GOAL OF THE EXERCISE | State only the number of lines that include "千人培训工程".

:: EXERCISE DATA ::

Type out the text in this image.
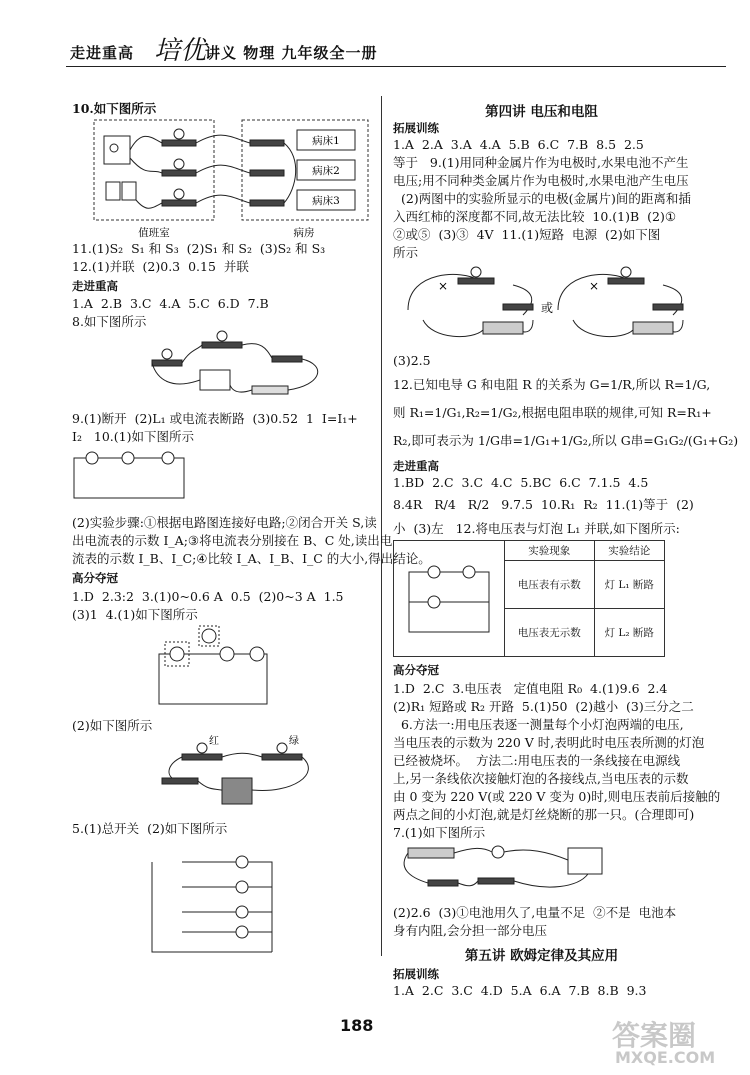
走进重高 培优
讲义 物理 九年级全一册
10.如下图所示
病床1
病床2
病床3
值班室	病房
11.(1)S₂  S₁ 和 S₃  (2)S₁ 和 S₂  (3)S₂ 和 S₃
12.(1)并联  (2)0.3  0.15  并联
走进重高
1.A  2.B  3.C  4.A  5.C  6.D  7.B
8.如下图所示
9.(1)断开  (2)L₁ 或电流表断路  (3)0.52  1  I=I₁+
I₂   10.(1)如下图所示
(2)实验步骤:①根据电路图连接好电路;②闭合开关 S,读
出电流表的示数 I_A;③将电流表分别接在 B、C 处,读出电
流表的示数 I_B、I_C;④比较 I_A、I_B、I_C 的大小,得出结论。
高分夺冠
1.D  2.3:2  3.(1)0~0.6 A  0.5  (2)0~3 A  1.5
(3)1  4.(1)如下图所示
(2)如下图所示
红	绿
5.(1)总开关  (2)如下图所示
第四讲 电压和电阻
拓展训练
1.A  2.A  3.A  4.A  5.B  6.C  7.B  8.5  2.5
等于   9.(1)用同种金属片作为电极时,水果电池不产生
电压;用不同种类金属片作为电极时,水果电池产生电压
(2)两图中的实验所显示的电极(金属片)间的距离和插
入西红柿的深度都不同,故无法比较  10.(1)B  (2)①
②或⑤  (3)③  4V  11.(1)短路  电源  (2)如下图
所示
×	×
或
(3)2.5
12.已知电导 G 和电阻 R 的关系为 G=1/R,所以 R=1/G,
则 R₁=1/G₁,R₂=1/G₂,根据电阻串联的规律,可知 R=R₁+
R₂,即可表示为 1/G串=1/G₁+1/G₂,所以 G串=G₁G₂/(G₁+G₂)
走进重高
1.BD  2.C  3.C  4.C  5.BC  6.C  7.1.5  4.5
8.4R   R/4   R/2   9.7.5  10.R₁  R₂  11.(1)等于  (2)
小  (3)左   12.将电压表与灯泡 L₁ 并联,如下图所示:
	实验现象	实验结论
	电压表有示数	灯 L₁ 断路
	电压表无示数	灯 L₂ 断路
高分夺冠
1.D  2.C  3.电压表   定值电阻 R₀  4.(1)9.6  2.4
(2)R₁ 短路或 R₂ 开路  5.(1)50  (2)越小  (3)三分之二
6.方法一:用电压表逐一测量每个小灯泡两端的电压,
当电压表的示数为 220 V 时,表明此时电压表所测的灯泡
已经被烧坏。  方法二:用电压表的一条线接在电源线
上,另一条线依次接触灯泡的各接线点,当电压表的示数
由 0 变为 220 V(或 220 V 变为 0)时,则电压表前后接触的
两点之间的小灯泡,就是灯丝烧断的那一只。(合理即可)
7.(1)如下图所示
(2)2.6  (3)①电池用久了,电量不足  ②不是  电池本
身有内阻,会分担一部分电压
第五讲 欧姆定律及其应用
拓展训练
1.A  2.C  3.C  4.D  5.A  6.A  7.B  8.B  9.3
188	答案圈
MXQE.COM
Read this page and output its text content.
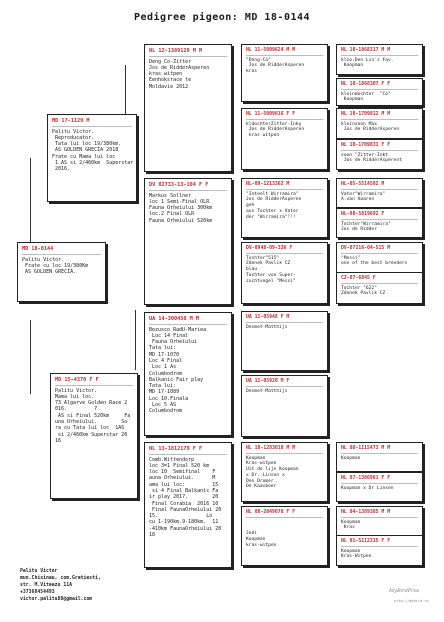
Pedigree pigeon: MD 18-0144
MD 18-0144
Palitu Victor.
Frate cu loc 19/380Km
AS GOLDEN GRECIA.
MD 17-1129 M
Palitu Victor.
Reproducator.
Tata lui loc 19/380km.
AS GOLDEN GRECIA 2018
Frate cu Mama lui loc
1 AS si 2/460km  Superstar
2016.
MD 15-4370 F F
Palitu Victor.
Mama lui loc.
73 Algarve Golden Race 2
016.         7
AS si Final 520km     Fa
una Orheiului.        So
ra cu Tata lui loc  1AS
si 2/460km Superstar 20
16
NL 12-1389120 M M
Deng Co-Zitter
Jos de RidderAsperen
kras witpen
Eenhoksrace te
Moldavie 2012
DV 02733-13-104 F F
Markus Sollner
loc 1 Semi-Final OLR
Fauna Orheiului 300km
loc.2 Final OLR
Fauna Orheiului 520km
UA 14-300450 M M
Bezusco RadU-Mariea
Loc 14 Final
Fauna Orheiului
Tata lui:
MD 17-1070
Loc 4 Final
Loc 1 As
Columbodrom
Balkanic Fair play
Tata lui:
MD 17-1089
Loc 10.Finala
Loc 5 AS
Columbodrom
NL 13-1812179 F F
Comb.Wittendorp
loc 3=1 Final 520 km
loc 10  Semifinal    F
auna Orheiului.      M
ama lui loc:         15
si 4 Final Balkanic Fa
ir play 2017.        20
Final Corabia  2016 10
Final FaunaOrheiului 20
15.                Lo
cu 1-190km.9-180km.  11
-410km FaunaOrheiului 20
18
NL 11-5009624 M M
"Deng-Co"
Jos de RidderAsperen
kras
NL 11-5009616 F F
kldochterZitter-Inky
Jos de RidderAsperen
kras witpen
NL-09-1213362 M
"Inteelt Wirramira"
Jos de RidderAsperen
geh
aus Tochter x Vater
der "Wirramira"!!!
DV-0948-09-336 F
Tochter"515"
Zdenek Pavlik CZ
blau
Tochter von Super-
zuchtvogel "Messi"
UA 11-05948 F M
Desmet-Matthijs
UA 11-05920 M F
Desmet-Matthijs
NL 10-1283010 M M
Koopman
Kras-witpen
Uit de lijn Koopman
x Dr. Linsen x
Den Dromer.
De Kaasboer
NL 08-2049078 F F

Jodi
Koopman
kras-witpen
NL 10-1868317 M M
klzo.Den Lin's Fav.
Koopman
NL 10-1868307 F F
kleindochter  "Co"
Koopman
NL 10-1709812 M M
kleinzoon Max
Jos de RidderAsperen
NL 10-1709831 F F
zoon "Zitter-Inkt
Jos de RidderAsperent
NL-05-5514502 M
Vater"Wirramira"
A.van Haaren
NL-08-5819692 F
Tochter"Wirramira"
Jos de Ridder
DV-07216-04-515 M
"Messi"
one of the best breeders
CZ-07-6845 F
Tochter "622"
Zdenek Pavlik CZ
NL 08-1115473 M M
Koopman
NL 07-1386961 F F
Koopman x Dr Linsen
NL 04-1389385 M M
Koopman
Kras
NL 01-5112315 F F
Koopman
Kras-Witpen
Palitu Victor
mun.Chisinau, com.Gratiesti,
str. M.Viteazu 11A
+37368454493
victor.palitu88@gmail.com
MyBirdPros
http://mybird.ro
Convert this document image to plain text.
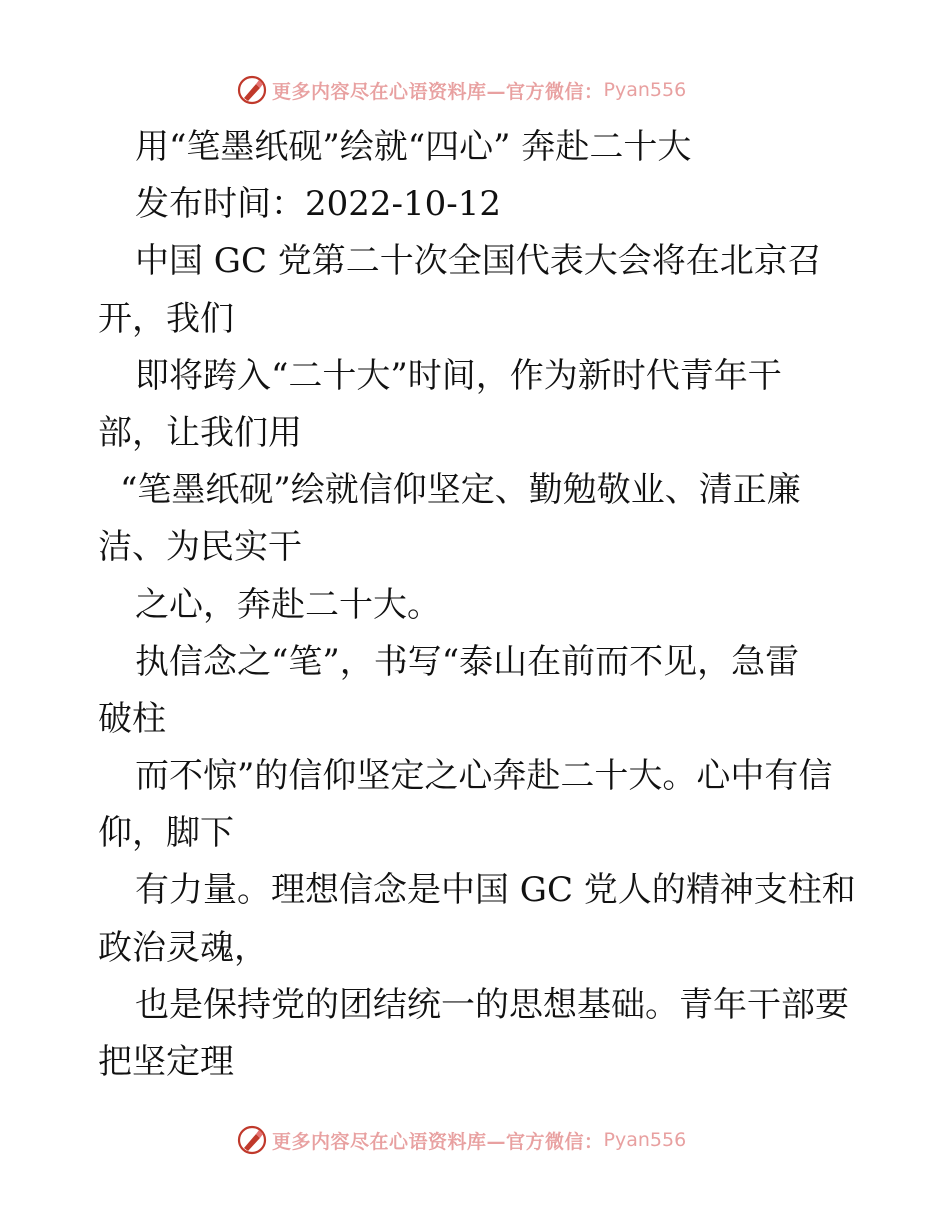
更多内容尽在心语资料库—官方微信： Pyan556
用“笔墨纸砚”绘就“四心” 奔赴二十大
发布时间：2022-10-12
中国 GC 党第二十次全国代表大会将在北京召
开，我们
即将跨入“二十大”时间，作为新时代青年干
部，让我们用
“笔墨纸砚”绘就信仰坚定、勤勉敬业、清正廉
洁、为民实干
之心，奔赴二十大。
执信念之“笔”，书写“泰山在前而不见，急雷
破柱
而不惊”的信仰坚定之心奔赴二十大。心中有信
仰，脚下
有力量。理想信念是中国 GC 党人的精神支柱和
政治灵魂，
也是保持党的团结统一的思想基础。青年干部要
把坚定理
更多内容尽在心语资料库—官方微信： Pyan556
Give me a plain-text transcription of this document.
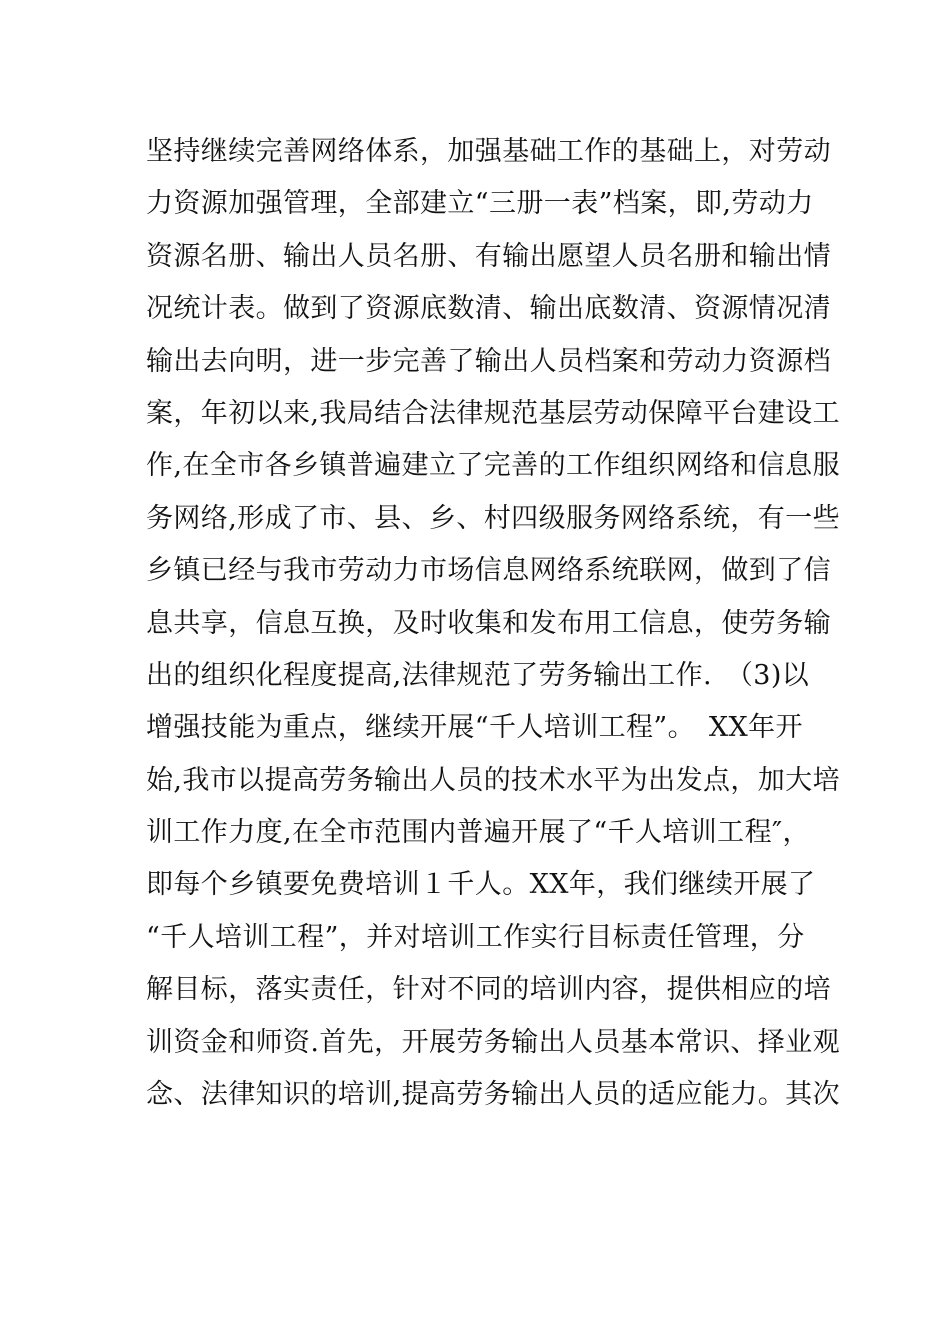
坚持继续完善网络体系，加强基础工作的基础上，对劳动
力资源加强管理，全部建立“三册一表”档案，即,劳动力
资源名册、输出人员名册、有输出愿望人员名册和输出情
况统计表。做到了资源底数清、输出底数清、资源情况清
输出去向明，进一步完善了输出人员档案和劳动力资源档
案，年初以来,我局结合法律规范基层劳动保障平台建设工
作,在全市各乡镇普遍建立了完善的工作组织网络和信息服
务网络,形成了市、县、乡、村四级服务网络系统，有一些
乡镇已经与我市劳动力市场信息网络系统联网，做到了信
息共享，信息互换，及时收集和发布用工信息，使劳务输
出的组织化程度提高,法律规范了劳务输出工作.　（3)以
增强技能为重点，继续开展“千人培训工程”。　XX年开
始,我市以提高劳务输出人员的技术水平为出发点，加大培
训工作力度,在全市范围内普遍开展了“千人培训工程″，
即每个乡镇要免费培训１千人。XX年，我们继续开展了
“千人培训工程”，并对培训工作实行目标责任管理，分
解目标，落实责任，针对不同的培训内容，提供相应的培
训资金和师资.首先，开展劳务输出人员基本常识、择业观
念、法律知识的培训,提高劳务输出人员的适应能力。其次
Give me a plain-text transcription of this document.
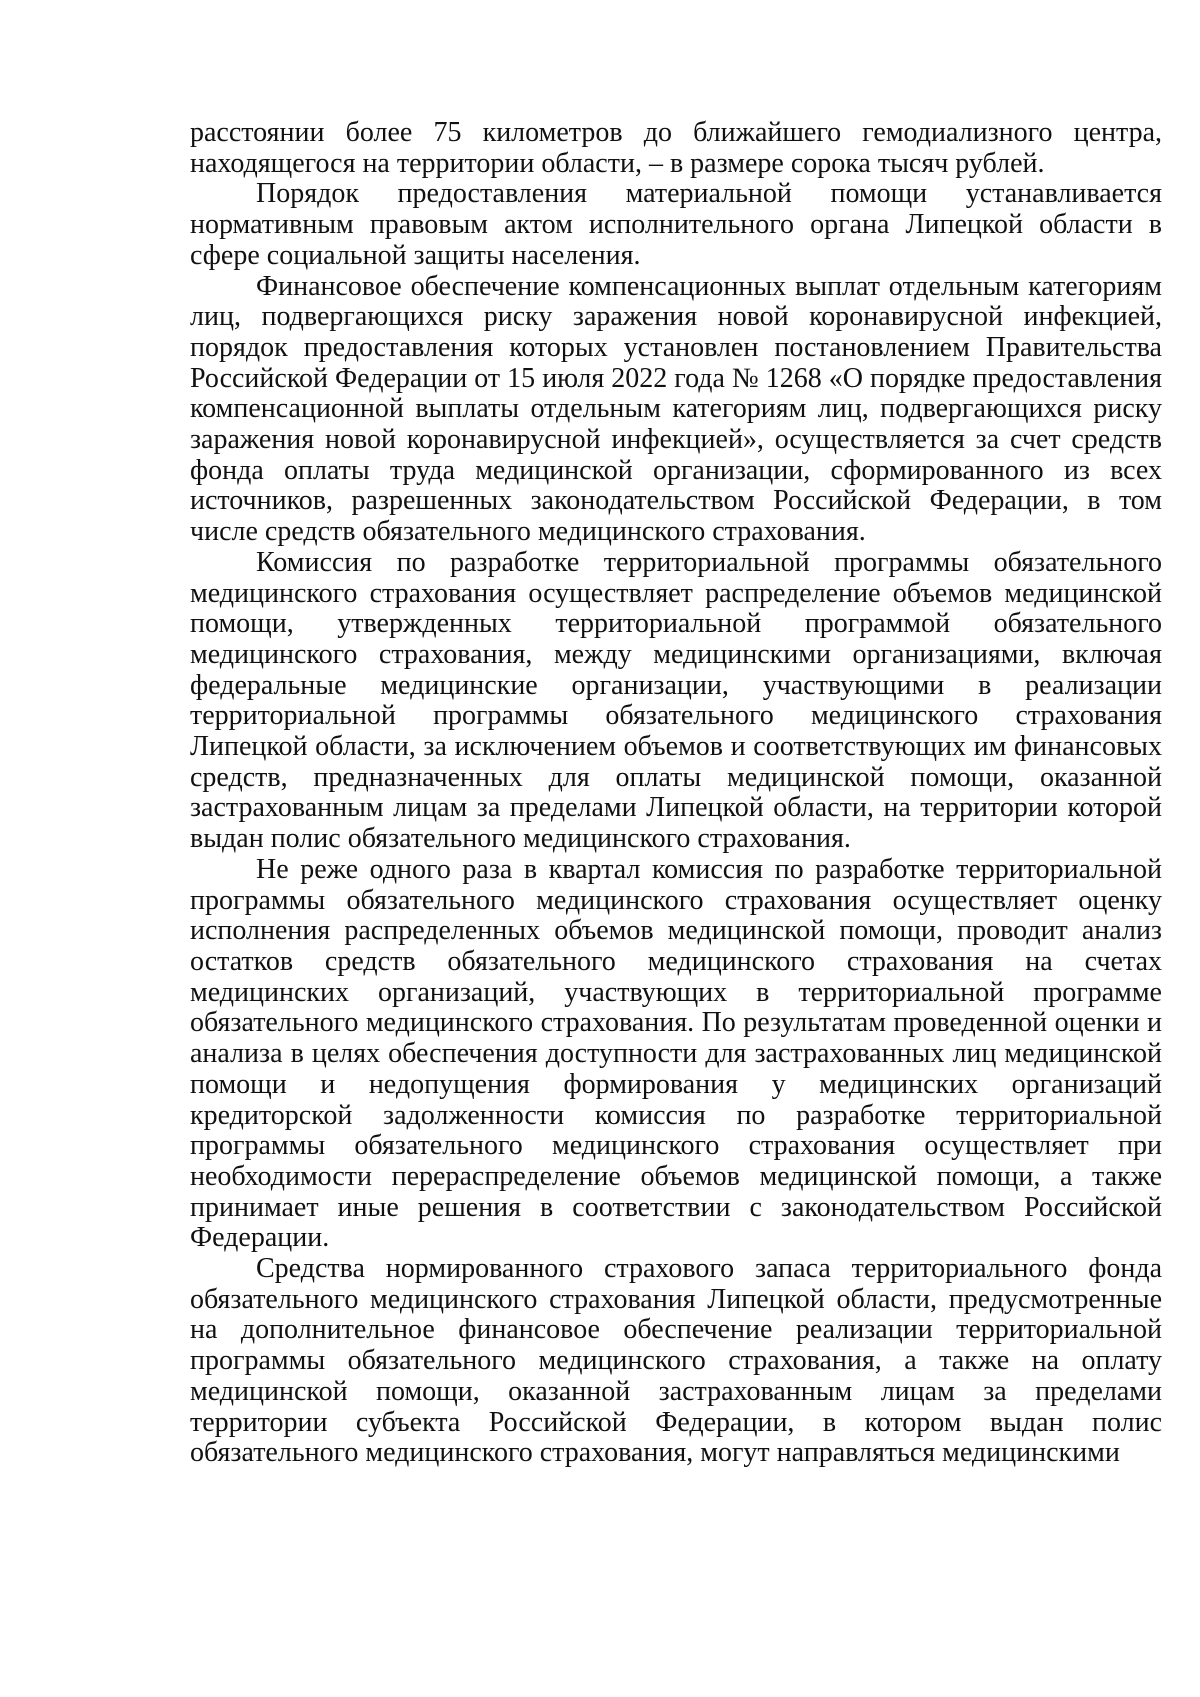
расстоянии более 75 километров до ближайшего гемодиализного центра, находящегося на территории области, – в размере сорока тысяч рублей.

Порядок предоставления материальной помощи устанавливается нормативным правовым актом исполнительного органа Липецкой области в сфере социальной защиты населения.

Финансовое обеспечение компенсационных выплат отдельным категориям лиц, подвергающихся риску заражения новой коронавирусной инфекцией, порядок предоставления которых установлен постановлением Правительства Российской Федерации от 15 июля 2022 года № 1268 «О порядке предоставления компенсационной выплаты отдельным категориям лиц, подвергающихся риску заражения новой коронавирусной инфекцией», осуществляется за счет средств фонда оплаты труда медицинской организации, сформированного из всех источников, разрешенных законодательством Российской Федерации, в том числе средств обязательного медицинского страхования.

Комиссия по разработке территориальной программы обязательного медицинского страхования осуществляет распределение объемов медицинской помощи, утвержденных территориальной программой обязательного медицинского страхования, между медицинскими организациями, включая федеральные медицинские организации, участвующими в реализации территориальной программы обязательного медицинского страхования Липецкой области, за исключением объемов и соответствующих им финансовых средств, предназначенных для оплаты медицинской помощи, оказанной застрахованным лицам за пределами Липецкой области, на территории которой выдан полис обязательного медицинского страхования.

Не реже одного раза в квартал комиссия по разработке территориальной программы обязательного медицинского страхования осуществляет оценку исполнения распределенных объемов медицинской помощи, проводит анализ остатков средств обязательного медицинского страхования на счетах медицинских организаций, участвующих в территориальной программе обязательного медицинского страхования. По результатам проведенной оценки и анализа в целях обеспечения доступности для застрахованных лиц медицинской помощи и недопущения формирования у медицинских организаций кредиторской задолженности комиссия по разработке территориальной программы обязательного медицинского страхования осуществляет при необходимости перераспределение объемов медицинской помощи, а также принимает иные решения в соответствии с законодательством Российской Федерации.

Средства нормированного страхового запаса территориального фонда обязательного медицинского страхования Липецкой области, предусмотренные на дополнительное финансовое обеспечение реализации территориальной программы обязательного медицинского страхования, а также на оплату медицинской помощи, оказанной застрахованным лицам за пределами территории субъекта Российской Федерации, в котором выдан полис обязательного медицинского страхования, могут направляться медицинскими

:::

WRITTEN SOLUTION | 3